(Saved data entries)
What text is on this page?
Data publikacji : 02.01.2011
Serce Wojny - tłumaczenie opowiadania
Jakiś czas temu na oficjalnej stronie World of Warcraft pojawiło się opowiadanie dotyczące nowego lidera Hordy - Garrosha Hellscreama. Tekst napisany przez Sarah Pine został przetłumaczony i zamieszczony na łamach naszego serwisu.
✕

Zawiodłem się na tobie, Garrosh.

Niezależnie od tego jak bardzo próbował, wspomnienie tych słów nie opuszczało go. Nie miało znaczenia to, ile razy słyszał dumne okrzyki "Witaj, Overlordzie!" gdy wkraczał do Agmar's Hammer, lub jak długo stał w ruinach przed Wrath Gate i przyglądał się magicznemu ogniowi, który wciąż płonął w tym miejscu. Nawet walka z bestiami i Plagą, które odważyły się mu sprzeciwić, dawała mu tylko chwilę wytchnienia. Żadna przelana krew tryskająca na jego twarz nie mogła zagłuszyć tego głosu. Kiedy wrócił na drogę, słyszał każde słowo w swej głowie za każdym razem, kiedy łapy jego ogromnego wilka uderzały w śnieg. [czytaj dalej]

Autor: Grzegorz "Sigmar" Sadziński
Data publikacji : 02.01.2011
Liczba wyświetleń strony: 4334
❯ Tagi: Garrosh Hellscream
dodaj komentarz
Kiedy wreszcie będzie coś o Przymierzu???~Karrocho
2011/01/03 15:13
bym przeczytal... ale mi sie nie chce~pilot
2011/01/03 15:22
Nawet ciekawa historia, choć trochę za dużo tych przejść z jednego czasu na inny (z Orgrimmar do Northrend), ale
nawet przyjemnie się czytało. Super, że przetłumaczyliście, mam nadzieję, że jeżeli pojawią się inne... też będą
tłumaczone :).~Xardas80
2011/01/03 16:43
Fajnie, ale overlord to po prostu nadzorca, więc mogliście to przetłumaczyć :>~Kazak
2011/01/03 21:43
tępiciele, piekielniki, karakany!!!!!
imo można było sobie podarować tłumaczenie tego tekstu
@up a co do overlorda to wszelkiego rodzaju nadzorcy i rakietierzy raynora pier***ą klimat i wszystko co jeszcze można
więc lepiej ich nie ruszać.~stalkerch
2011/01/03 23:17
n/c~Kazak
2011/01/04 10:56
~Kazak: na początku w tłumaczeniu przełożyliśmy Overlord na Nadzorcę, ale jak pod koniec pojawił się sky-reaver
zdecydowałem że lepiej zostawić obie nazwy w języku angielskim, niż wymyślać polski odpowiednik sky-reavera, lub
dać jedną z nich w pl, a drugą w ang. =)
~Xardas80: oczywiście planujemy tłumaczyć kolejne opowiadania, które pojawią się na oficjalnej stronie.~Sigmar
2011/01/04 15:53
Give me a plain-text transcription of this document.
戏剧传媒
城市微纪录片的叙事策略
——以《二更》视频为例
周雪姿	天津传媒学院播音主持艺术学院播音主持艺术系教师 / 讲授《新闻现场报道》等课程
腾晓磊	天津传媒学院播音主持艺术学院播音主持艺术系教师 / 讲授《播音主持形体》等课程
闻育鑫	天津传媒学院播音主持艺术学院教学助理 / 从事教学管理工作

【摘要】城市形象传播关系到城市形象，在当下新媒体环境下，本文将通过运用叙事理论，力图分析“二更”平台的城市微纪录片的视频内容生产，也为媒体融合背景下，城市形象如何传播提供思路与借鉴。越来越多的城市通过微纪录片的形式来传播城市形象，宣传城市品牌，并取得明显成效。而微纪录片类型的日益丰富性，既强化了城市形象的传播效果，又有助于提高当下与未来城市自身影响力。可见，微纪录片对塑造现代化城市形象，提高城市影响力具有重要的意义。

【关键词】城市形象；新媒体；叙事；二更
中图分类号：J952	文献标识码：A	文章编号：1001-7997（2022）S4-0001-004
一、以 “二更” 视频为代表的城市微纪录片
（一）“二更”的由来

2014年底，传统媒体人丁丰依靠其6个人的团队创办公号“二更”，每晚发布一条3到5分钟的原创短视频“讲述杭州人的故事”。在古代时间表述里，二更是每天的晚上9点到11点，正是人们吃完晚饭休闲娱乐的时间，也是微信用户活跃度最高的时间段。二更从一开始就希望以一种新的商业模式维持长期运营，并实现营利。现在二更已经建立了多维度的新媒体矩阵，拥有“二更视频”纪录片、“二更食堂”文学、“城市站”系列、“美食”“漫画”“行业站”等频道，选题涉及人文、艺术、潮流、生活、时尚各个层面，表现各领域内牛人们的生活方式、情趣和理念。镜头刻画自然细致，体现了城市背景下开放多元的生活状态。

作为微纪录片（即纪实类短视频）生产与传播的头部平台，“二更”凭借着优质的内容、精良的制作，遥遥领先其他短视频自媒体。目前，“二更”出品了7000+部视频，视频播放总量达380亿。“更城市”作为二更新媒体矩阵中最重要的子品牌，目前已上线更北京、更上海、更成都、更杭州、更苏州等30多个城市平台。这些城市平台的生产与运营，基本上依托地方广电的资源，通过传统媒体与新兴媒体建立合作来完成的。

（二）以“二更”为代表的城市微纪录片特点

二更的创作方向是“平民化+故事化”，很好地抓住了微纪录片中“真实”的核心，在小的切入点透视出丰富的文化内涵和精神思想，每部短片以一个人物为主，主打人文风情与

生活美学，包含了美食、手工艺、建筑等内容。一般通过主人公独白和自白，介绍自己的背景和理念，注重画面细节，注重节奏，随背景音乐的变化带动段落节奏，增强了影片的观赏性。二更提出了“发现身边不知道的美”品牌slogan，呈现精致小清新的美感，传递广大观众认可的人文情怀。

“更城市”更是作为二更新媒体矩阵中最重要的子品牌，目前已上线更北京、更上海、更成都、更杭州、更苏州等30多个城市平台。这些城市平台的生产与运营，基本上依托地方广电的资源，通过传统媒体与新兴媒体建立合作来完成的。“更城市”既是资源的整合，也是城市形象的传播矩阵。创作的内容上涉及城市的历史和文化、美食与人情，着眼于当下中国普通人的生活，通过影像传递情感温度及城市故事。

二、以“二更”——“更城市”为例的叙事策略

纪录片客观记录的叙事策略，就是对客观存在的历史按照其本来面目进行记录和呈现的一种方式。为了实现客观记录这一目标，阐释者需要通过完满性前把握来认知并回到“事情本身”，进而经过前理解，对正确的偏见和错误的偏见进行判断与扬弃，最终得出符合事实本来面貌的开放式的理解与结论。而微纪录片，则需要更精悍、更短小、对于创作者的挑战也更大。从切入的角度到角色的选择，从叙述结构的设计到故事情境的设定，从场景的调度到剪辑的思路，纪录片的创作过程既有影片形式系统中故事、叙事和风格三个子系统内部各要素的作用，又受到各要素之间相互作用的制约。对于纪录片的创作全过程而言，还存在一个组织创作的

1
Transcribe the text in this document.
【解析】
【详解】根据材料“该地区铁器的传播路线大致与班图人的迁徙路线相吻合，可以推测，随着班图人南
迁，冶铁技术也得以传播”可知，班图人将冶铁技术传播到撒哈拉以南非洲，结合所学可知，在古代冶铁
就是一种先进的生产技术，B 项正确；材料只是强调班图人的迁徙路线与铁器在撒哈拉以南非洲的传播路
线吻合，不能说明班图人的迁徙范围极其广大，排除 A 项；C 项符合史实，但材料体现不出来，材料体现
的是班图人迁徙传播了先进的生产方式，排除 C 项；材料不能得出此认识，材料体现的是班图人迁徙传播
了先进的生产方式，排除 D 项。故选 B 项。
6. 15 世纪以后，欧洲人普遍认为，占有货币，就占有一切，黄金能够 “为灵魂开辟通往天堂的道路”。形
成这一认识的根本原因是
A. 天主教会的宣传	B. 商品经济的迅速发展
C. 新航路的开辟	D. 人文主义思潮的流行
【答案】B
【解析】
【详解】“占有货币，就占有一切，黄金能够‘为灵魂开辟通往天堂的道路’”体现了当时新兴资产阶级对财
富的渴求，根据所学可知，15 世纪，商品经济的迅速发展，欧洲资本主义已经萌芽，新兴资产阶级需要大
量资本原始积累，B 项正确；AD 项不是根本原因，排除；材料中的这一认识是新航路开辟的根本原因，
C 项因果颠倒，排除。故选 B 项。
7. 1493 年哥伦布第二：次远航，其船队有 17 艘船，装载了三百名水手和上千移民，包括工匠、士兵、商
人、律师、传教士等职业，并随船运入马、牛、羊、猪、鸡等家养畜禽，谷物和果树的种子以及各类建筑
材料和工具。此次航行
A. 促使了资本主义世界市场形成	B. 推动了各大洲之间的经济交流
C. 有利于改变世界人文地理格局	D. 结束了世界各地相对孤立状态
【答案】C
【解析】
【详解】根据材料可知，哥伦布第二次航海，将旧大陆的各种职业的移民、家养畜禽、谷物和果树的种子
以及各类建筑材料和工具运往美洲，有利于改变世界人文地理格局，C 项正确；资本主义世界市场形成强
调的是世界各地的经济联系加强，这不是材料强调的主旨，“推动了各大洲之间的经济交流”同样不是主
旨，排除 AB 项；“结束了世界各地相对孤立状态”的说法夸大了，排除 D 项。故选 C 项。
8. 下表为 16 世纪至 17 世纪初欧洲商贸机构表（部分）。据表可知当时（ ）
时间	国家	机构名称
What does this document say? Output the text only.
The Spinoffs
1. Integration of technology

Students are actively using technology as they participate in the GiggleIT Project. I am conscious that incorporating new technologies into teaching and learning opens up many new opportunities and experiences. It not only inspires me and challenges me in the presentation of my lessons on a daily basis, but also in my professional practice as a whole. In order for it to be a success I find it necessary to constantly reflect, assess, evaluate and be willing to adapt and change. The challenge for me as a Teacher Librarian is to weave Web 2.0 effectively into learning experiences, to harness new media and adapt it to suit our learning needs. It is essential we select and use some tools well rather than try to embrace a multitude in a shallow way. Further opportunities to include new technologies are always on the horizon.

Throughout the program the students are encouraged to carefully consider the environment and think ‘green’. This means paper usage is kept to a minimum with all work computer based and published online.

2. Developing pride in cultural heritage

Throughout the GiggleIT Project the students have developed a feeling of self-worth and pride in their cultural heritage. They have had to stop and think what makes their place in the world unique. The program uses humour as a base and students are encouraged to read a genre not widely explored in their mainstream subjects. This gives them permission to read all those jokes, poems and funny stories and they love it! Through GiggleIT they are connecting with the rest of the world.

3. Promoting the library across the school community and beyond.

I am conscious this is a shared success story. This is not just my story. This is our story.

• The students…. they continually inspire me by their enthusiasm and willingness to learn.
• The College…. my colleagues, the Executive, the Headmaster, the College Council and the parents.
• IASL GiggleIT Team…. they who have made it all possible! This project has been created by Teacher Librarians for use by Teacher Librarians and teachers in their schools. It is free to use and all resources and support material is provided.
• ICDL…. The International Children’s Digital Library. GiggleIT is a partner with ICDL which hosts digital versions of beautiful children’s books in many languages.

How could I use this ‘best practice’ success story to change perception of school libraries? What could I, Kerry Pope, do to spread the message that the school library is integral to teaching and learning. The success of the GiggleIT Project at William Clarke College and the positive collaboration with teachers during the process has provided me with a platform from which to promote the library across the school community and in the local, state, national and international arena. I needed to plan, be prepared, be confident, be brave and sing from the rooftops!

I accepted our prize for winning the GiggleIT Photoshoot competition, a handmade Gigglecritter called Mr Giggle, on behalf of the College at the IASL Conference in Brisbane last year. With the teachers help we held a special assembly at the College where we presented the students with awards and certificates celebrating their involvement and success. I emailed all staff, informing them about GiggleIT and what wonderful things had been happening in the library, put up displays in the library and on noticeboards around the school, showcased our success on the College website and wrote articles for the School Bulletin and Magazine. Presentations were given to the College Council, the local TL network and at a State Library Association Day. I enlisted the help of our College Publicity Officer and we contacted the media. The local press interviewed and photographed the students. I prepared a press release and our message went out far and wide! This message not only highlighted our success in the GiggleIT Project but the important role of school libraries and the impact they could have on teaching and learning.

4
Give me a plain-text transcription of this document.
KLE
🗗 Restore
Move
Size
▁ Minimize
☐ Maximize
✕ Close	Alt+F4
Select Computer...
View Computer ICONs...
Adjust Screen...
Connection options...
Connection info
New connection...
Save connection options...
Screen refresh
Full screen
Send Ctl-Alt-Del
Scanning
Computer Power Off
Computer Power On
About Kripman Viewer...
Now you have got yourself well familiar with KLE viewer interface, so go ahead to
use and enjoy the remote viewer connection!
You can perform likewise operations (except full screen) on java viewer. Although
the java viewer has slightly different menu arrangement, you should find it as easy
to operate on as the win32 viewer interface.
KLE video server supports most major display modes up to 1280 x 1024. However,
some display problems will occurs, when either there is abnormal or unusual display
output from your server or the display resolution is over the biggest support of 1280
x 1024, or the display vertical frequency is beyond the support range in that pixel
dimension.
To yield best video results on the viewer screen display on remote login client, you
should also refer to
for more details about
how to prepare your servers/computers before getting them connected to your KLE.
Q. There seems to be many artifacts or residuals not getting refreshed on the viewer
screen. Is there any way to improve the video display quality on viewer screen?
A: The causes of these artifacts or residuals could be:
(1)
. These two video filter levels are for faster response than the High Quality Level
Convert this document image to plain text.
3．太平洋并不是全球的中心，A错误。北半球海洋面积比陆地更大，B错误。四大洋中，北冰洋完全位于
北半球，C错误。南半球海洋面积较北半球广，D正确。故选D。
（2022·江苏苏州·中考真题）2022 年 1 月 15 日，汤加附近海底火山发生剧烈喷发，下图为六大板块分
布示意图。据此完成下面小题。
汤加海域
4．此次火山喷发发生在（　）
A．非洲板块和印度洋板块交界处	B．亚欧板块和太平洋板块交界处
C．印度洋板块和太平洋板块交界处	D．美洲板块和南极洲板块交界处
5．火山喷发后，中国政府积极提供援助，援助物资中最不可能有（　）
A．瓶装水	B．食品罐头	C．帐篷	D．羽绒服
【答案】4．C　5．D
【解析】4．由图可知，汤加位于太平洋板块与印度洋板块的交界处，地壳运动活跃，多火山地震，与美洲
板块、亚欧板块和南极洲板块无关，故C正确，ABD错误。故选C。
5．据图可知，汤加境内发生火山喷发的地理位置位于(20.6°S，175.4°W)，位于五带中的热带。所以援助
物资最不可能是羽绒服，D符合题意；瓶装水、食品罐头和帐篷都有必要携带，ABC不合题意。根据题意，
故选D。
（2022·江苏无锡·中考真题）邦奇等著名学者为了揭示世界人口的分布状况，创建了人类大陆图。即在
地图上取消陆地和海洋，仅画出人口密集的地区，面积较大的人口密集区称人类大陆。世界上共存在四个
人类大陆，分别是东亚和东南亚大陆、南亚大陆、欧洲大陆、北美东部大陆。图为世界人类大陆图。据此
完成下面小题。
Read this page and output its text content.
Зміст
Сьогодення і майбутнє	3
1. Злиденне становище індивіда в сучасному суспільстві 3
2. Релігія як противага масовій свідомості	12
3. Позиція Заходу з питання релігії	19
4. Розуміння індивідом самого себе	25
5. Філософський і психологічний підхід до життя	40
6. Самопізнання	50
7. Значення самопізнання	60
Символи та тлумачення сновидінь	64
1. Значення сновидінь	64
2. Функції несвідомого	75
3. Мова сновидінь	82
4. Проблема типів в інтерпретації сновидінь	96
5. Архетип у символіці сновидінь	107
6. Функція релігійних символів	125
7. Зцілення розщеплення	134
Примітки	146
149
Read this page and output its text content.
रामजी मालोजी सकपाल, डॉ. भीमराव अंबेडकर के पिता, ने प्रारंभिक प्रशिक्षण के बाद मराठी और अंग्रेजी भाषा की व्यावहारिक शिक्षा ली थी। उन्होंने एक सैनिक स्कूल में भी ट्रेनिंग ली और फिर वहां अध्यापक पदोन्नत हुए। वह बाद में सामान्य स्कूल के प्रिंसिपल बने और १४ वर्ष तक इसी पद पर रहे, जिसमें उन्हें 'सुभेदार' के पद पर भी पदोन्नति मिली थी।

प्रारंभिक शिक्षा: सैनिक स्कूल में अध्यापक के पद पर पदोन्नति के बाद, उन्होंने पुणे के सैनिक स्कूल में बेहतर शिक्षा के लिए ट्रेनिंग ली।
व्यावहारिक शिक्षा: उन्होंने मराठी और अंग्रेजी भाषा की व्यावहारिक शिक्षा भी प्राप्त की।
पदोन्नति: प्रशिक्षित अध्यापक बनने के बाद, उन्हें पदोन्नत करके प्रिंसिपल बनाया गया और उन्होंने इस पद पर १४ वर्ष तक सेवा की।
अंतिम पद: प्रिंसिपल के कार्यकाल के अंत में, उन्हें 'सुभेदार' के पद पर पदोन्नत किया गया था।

= Your objective =
Search the records above for "lepiej". Copy each line where it is found.

= Exercise response =
więc lepiej ich nie ruszać.~stalkerch
zdecydowałem że lepiej zostawić obie nazwy w języku angielskim, niż wymyślać polski odpowiednik sky-reavera, lub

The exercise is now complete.